[Opening ENTRIES SUPPLIED section]

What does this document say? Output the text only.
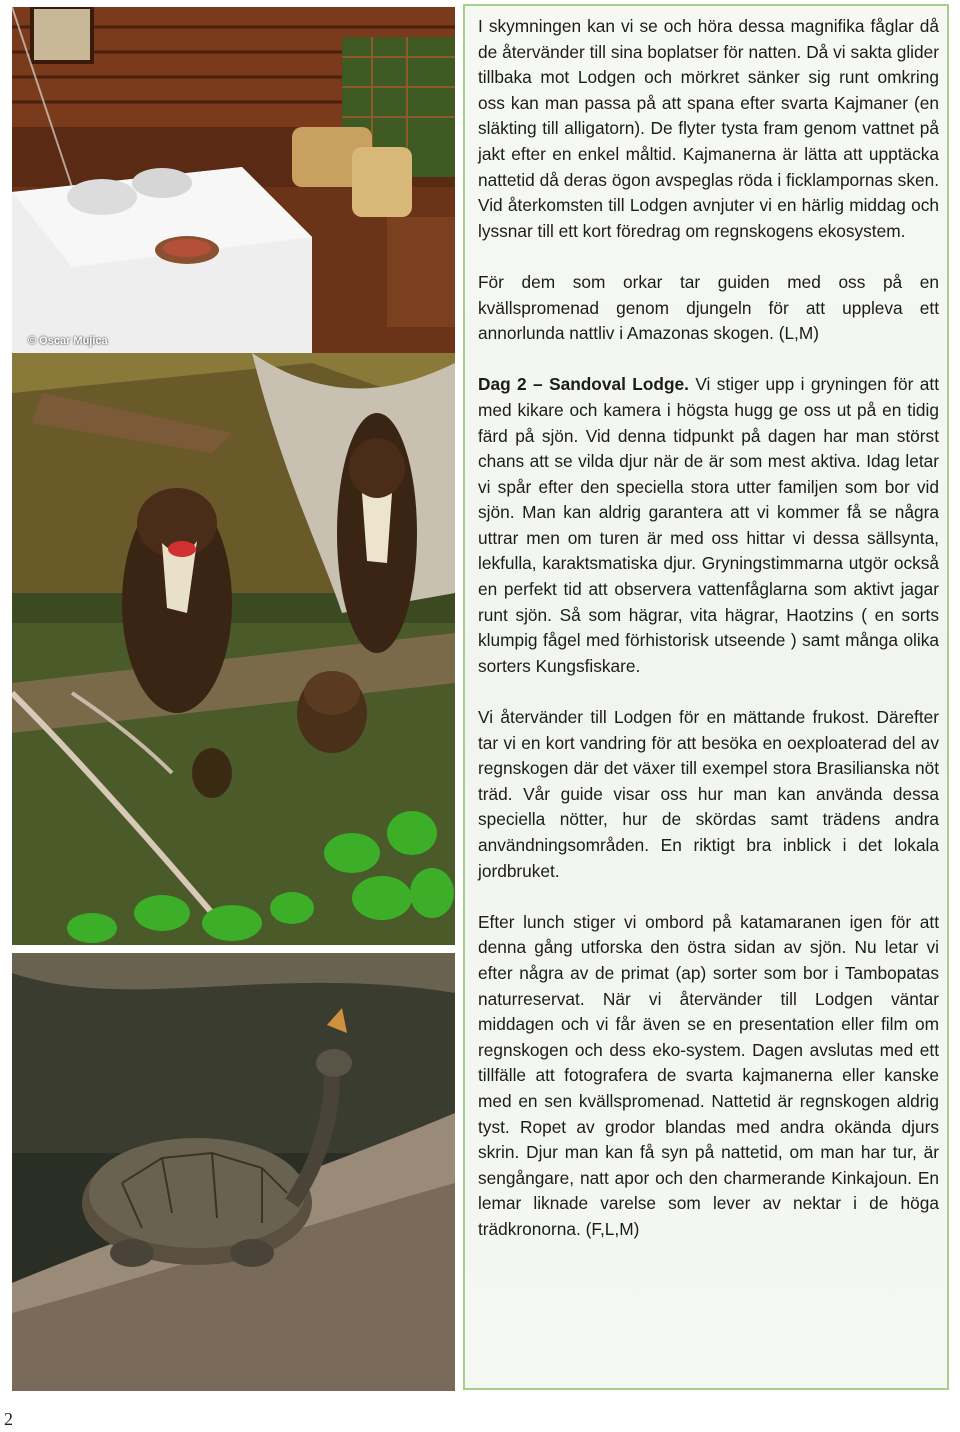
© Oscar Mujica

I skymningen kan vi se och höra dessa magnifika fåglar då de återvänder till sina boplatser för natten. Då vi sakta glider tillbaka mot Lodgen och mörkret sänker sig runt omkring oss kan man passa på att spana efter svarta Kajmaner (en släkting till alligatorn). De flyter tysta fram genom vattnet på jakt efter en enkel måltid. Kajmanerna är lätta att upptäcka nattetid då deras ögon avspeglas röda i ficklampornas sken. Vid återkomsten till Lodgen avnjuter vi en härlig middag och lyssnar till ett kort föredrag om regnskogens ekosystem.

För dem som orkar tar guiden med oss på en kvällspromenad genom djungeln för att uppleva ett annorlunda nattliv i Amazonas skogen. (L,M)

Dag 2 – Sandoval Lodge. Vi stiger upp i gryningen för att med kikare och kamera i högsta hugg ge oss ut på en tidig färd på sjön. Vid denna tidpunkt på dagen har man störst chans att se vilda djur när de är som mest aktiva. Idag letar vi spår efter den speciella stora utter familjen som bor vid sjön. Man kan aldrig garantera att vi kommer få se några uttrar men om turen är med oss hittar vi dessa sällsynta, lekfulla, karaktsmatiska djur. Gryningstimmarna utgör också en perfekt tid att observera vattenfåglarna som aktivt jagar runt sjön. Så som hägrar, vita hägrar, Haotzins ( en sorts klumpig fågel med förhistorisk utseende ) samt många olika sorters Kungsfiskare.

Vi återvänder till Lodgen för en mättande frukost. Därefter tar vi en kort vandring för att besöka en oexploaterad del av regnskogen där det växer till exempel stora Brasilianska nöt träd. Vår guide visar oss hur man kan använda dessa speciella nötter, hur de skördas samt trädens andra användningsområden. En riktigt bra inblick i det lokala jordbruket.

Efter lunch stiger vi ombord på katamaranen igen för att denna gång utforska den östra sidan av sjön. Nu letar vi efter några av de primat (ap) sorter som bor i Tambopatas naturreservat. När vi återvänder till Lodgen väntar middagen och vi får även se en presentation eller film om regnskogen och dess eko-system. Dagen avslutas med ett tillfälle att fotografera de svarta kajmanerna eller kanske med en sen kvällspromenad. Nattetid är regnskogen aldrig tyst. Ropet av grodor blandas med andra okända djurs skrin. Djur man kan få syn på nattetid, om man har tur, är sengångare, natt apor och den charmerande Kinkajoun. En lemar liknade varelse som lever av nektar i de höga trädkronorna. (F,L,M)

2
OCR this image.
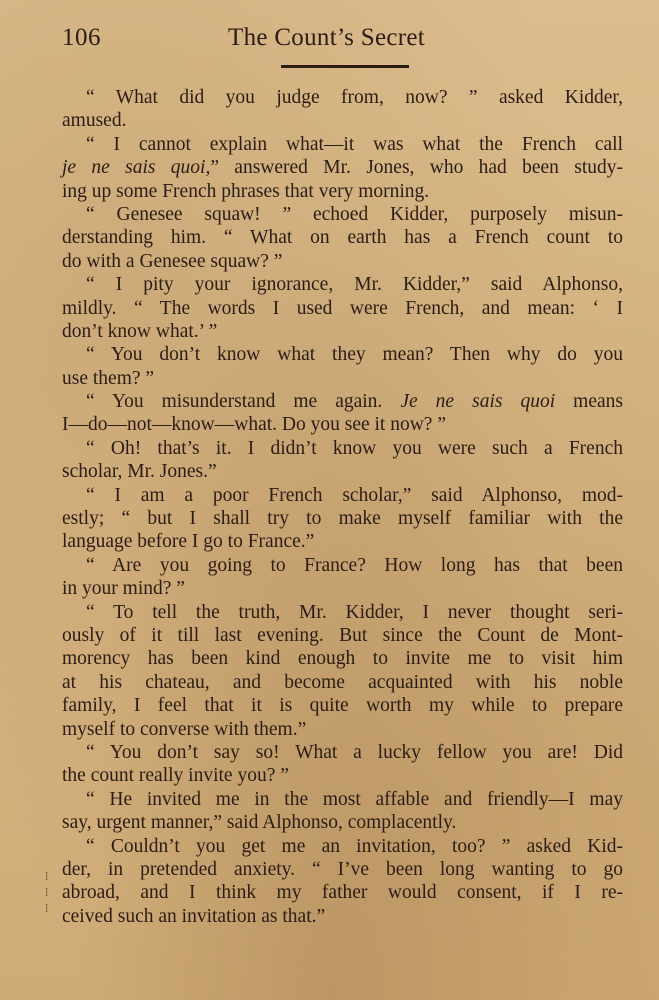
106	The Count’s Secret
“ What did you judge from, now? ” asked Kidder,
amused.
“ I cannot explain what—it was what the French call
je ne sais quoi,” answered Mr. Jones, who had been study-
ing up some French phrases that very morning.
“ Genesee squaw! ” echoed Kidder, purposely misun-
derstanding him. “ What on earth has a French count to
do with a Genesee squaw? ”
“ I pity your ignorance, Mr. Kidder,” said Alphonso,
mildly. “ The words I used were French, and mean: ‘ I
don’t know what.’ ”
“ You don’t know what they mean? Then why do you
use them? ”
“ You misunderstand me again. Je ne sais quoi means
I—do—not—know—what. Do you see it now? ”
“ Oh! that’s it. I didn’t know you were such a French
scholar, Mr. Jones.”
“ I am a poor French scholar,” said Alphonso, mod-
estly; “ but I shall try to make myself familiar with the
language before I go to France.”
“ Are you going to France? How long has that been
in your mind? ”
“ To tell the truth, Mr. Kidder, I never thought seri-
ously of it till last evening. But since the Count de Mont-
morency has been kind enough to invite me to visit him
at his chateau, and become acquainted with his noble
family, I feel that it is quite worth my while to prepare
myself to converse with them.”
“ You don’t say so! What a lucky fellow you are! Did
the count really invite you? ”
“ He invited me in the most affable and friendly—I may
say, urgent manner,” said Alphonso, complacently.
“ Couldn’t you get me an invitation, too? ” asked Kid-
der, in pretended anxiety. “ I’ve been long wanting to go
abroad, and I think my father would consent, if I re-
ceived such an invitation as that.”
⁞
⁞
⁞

[Closing ENTRIES SUPPLIED section]
[Opening ENTRIES SUPPLIED section]

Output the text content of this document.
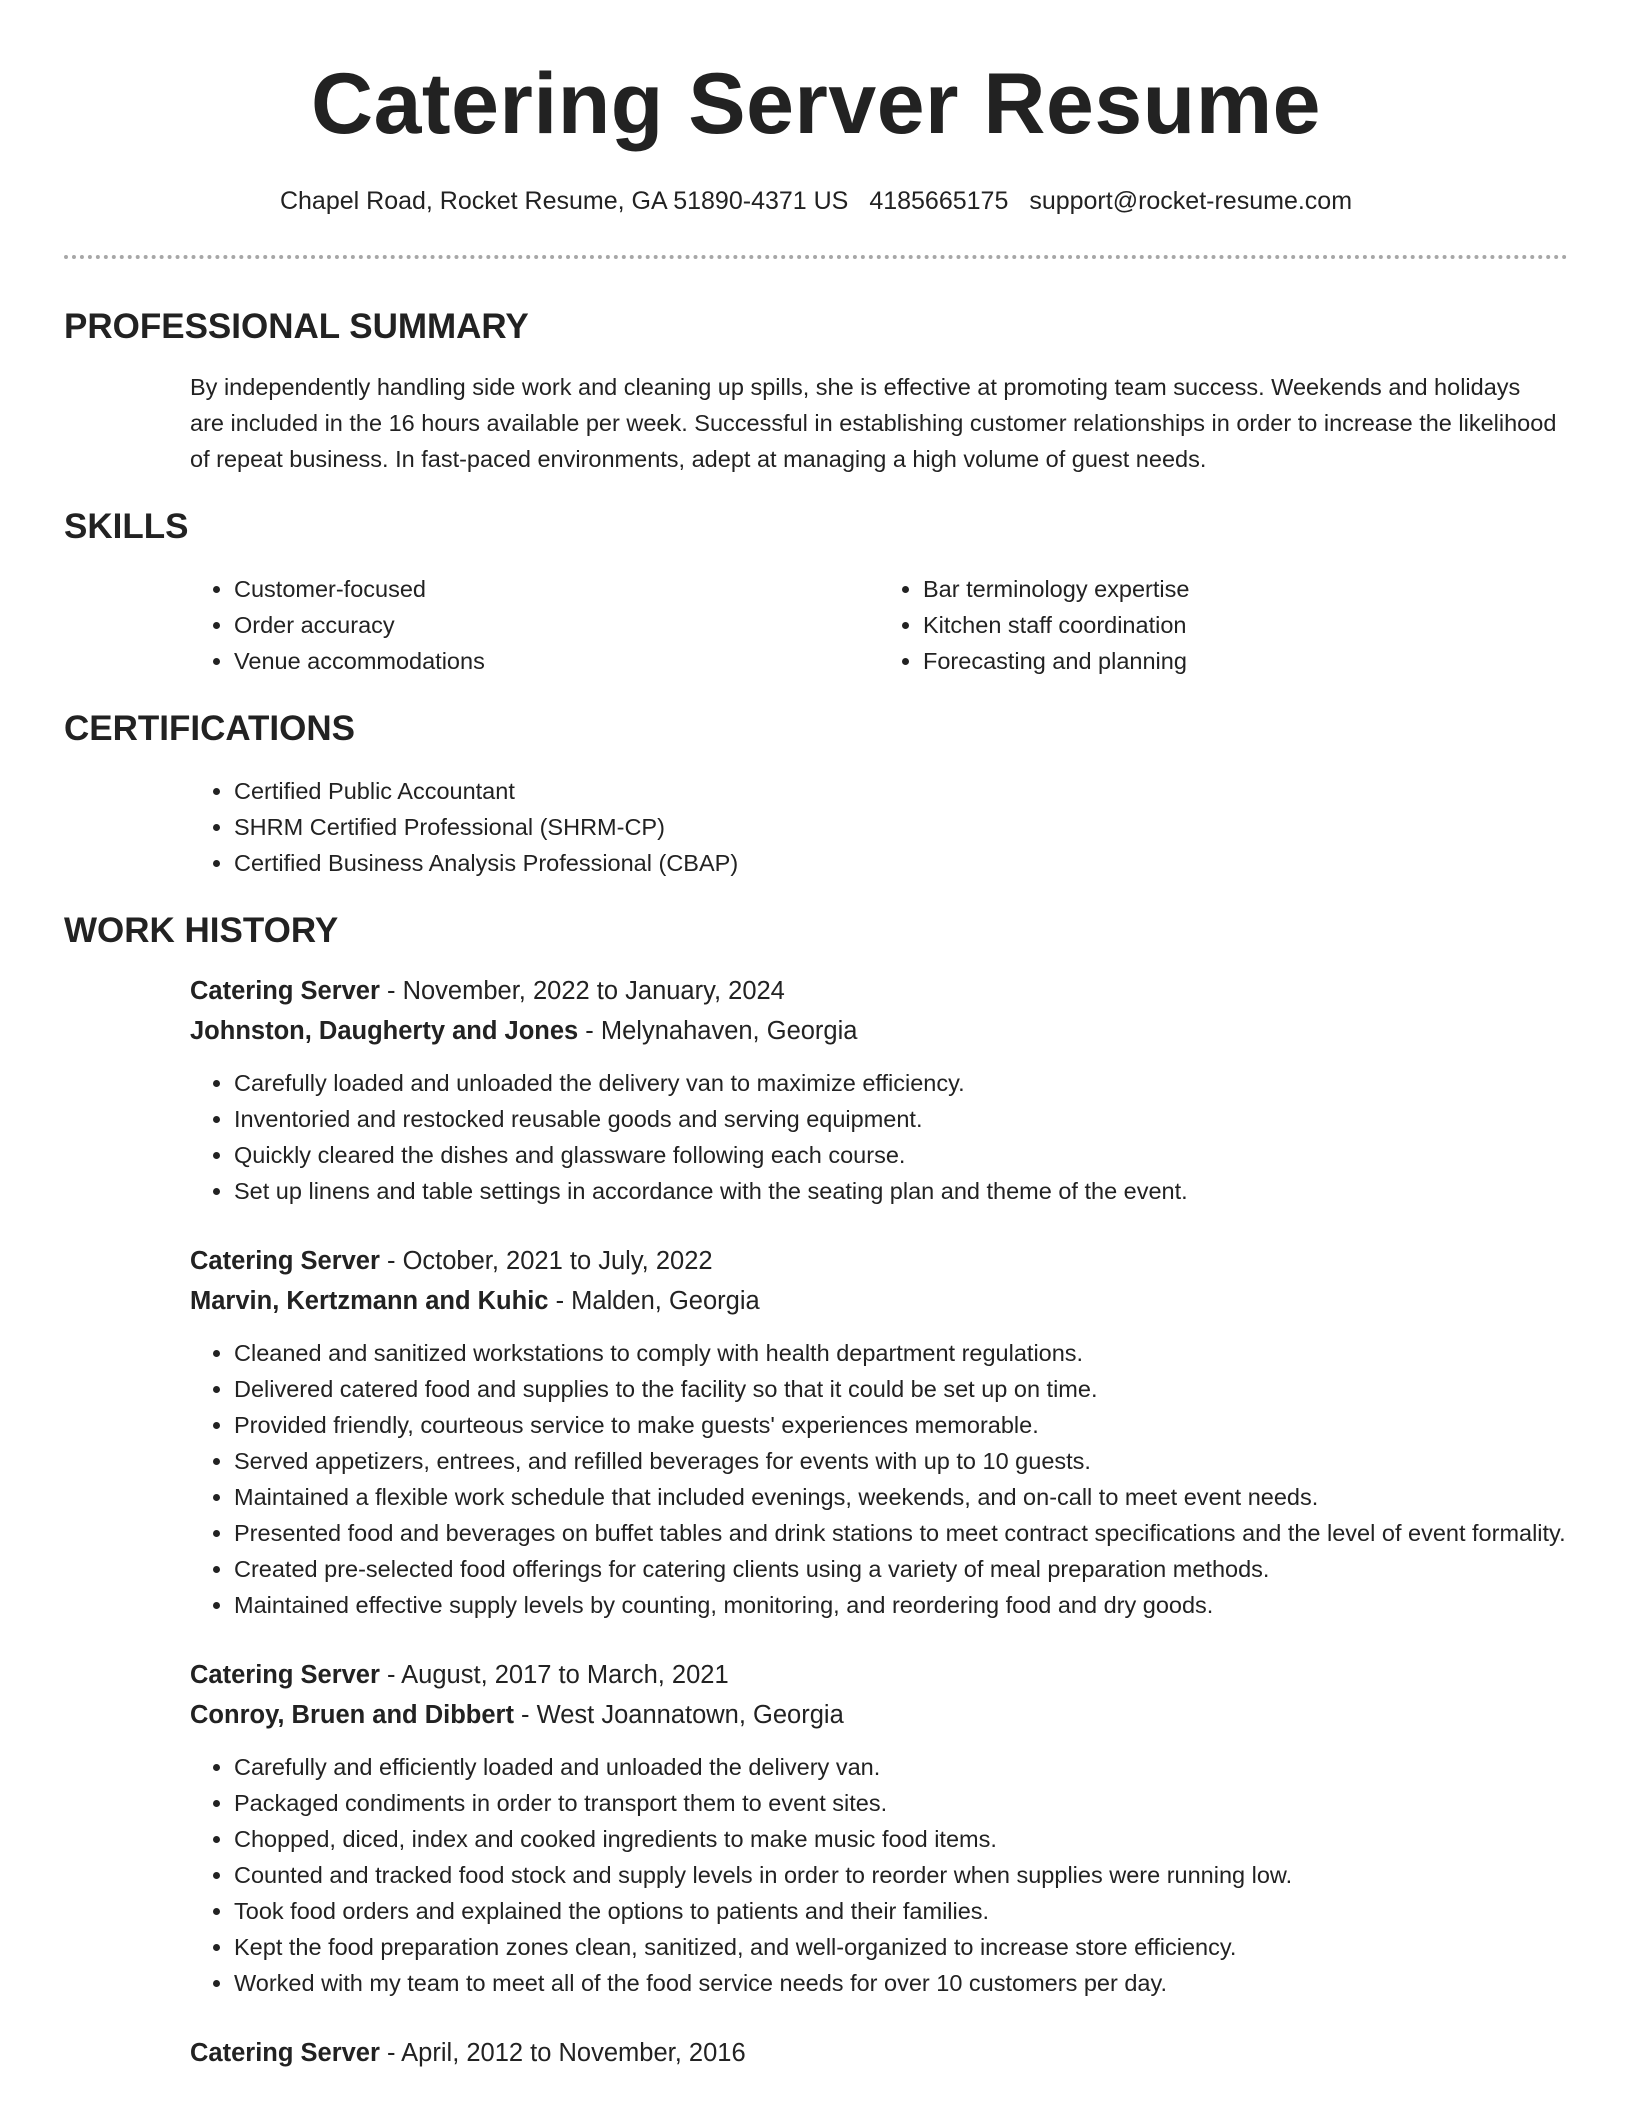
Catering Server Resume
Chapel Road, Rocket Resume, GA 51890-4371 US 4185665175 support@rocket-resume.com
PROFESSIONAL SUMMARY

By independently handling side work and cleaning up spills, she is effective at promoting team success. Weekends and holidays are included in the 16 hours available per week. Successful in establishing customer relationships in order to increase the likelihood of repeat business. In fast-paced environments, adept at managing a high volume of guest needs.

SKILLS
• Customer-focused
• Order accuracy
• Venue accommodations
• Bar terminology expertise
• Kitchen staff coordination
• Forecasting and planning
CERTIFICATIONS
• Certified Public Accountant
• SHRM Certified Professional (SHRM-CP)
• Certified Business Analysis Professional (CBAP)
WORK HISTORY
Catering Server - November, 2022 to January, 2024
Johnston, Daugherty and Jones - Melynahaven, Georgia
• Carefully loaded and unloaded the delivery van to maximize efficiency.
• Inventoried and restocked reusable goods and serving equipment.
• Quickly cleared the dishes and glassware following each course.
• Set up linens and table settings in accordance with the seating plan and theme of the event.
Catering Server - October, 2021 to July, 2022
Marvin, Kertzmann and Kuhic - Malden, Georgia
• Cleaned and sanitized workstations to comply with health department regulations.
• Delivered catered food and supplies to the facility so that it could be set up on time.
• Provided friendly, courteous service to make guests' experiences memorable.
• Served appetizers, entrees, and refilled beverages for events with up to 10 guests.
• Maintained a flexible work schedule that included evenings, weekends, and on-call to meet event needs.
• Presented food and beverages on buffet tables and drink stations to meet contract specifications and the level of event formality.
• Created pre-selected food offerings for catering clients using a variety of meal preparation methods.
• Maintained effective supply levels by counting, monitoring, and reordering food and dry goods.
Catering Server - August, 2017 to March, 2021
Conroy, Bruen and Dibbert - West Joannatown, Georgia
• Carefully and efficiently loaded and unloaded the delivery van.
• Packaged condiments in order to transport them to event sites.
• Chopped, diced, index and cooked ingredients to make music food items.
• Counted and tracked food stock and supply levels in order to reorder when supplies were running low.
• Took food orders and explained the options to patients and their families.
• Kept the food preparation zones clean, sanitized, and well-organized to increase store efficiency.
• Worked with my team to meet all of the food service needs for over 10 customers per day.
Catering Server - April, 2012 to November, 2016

[Closing ENTRIES SUPPLIED section]

### WHAT IS REQUIRED
Among the records, find each line where the word "document" occurs, and copy it.

### PROBLEM SOLUTION
What does this document say? Output the text only.
Output the text content of this document.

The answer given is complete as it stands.